## Given request
Look through the material and copy each line holding "foodstuff".

## Materials provided
★ ★ ★ ★
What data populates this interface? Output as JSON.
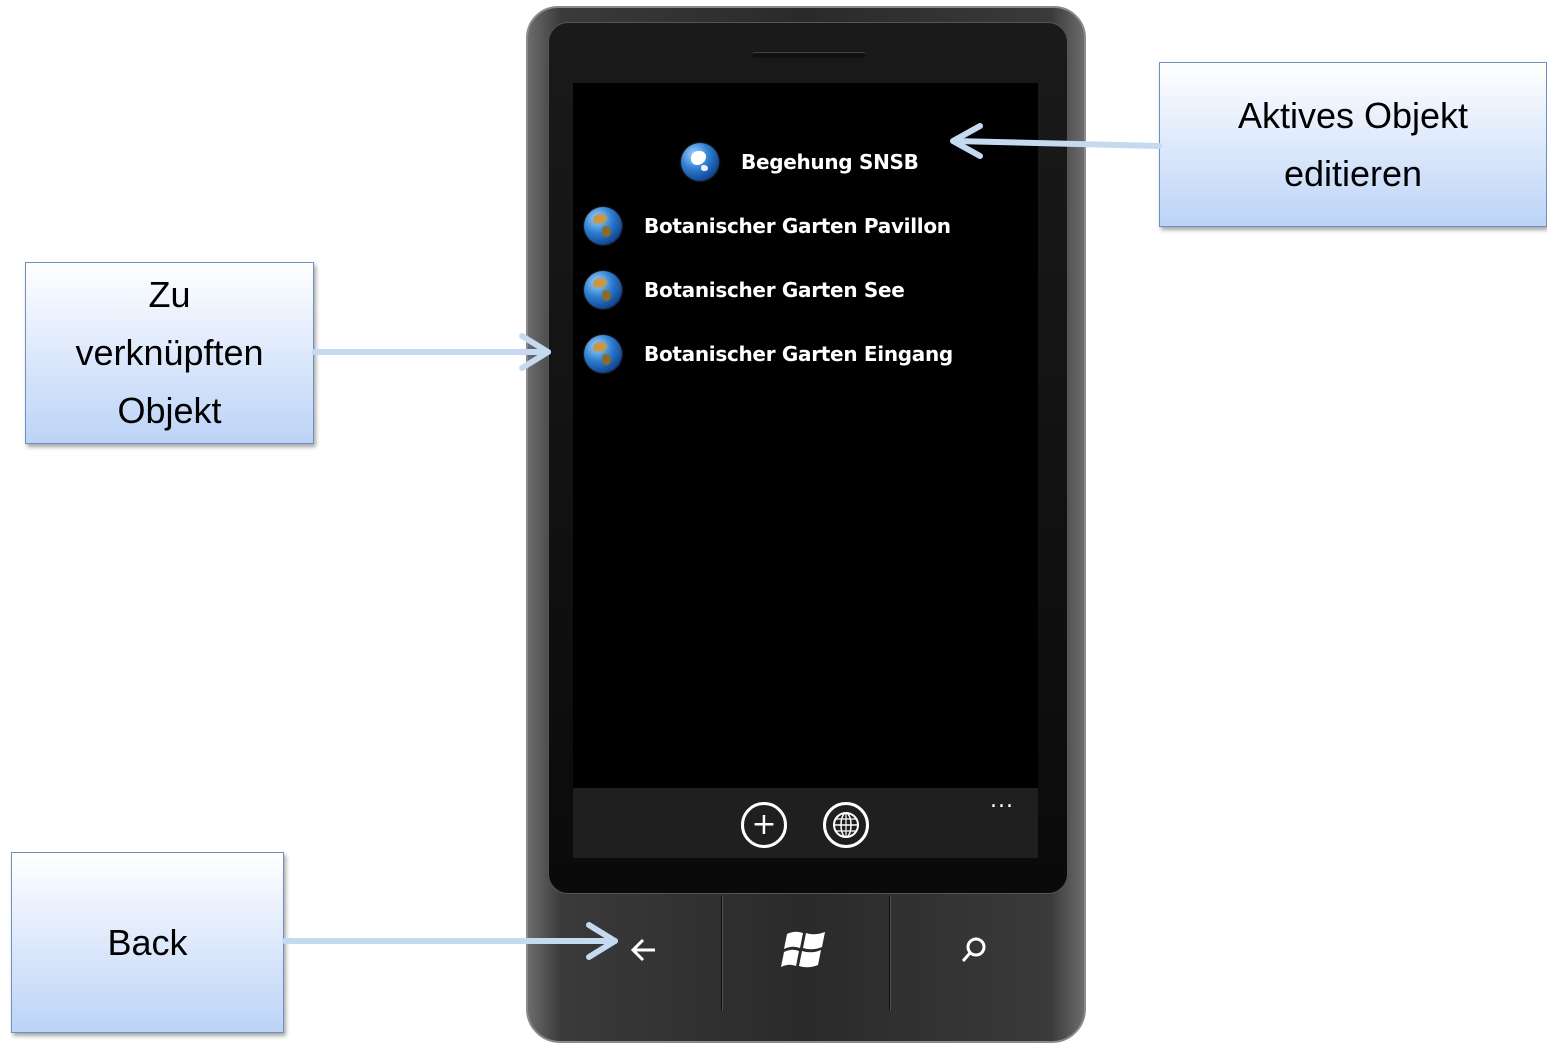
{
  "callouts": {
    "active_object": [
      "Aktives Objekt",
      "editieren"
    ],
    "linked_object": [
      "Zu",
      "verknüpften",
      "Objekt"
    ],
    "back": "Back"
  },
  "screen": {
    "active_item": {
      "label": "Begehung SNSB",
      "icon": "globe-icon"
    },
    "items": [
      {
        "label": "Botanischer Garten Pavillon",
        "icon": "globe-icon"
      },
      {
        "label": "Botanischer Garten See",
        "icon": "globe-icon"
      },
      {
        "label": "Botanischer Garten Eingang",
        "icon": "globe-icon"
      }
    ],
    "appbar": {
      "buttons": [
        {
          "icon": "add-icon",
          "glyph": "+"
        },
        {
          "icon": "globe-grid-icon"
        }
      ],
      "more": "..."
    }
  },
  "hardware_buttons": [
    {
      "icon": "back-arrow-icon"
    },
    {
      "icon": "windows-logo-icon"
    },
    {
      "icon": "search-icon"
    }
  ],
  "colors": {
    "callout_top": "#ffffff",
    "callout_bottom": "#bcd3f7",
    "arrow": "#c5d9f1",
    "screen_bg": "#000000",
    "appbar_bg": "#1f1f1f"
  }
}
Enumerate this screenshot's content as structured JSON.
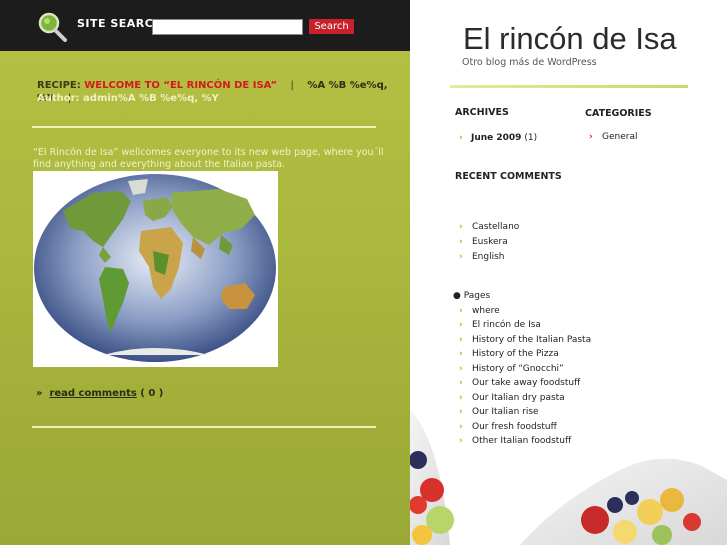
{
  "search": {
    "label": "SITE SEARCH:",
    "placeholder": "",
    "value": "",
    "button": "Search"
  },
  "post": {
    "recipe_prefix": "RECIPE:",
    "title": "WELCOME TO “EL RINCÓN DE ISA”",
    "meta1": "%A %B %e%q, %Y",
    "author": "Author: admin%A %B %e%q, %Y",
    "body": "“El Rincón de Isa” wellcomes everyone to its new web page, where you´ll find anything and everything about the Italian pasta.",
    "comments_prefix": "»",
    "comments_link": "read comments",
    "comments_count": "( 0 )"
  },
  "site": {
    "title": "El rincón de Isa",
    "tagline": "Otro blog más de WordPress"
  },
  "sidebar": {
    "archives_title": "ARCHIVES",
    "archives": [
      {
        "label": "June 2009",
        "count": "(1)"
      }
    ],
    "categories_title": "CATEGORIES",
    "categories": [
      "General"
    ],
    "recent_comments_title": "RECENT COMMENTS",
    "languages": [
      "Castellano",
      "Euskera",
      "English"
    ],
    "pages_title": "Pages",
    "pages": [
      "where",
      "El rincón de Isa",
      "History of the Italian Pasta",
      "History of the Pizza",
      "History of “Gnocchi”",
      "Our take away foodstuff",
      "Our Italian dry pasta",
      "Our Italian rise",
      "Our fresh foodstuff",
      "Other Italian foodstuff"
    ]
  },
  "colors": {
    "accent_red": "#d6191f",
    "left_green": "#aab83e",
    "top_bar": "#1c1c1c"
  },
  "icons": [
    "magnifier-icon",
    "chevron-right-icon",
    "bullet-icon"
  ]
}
★ ★ ★ ★
## Task response
      "Our take away foodstuff",
      "Our fresh foodstuff",
      "Other Italian foodstuff"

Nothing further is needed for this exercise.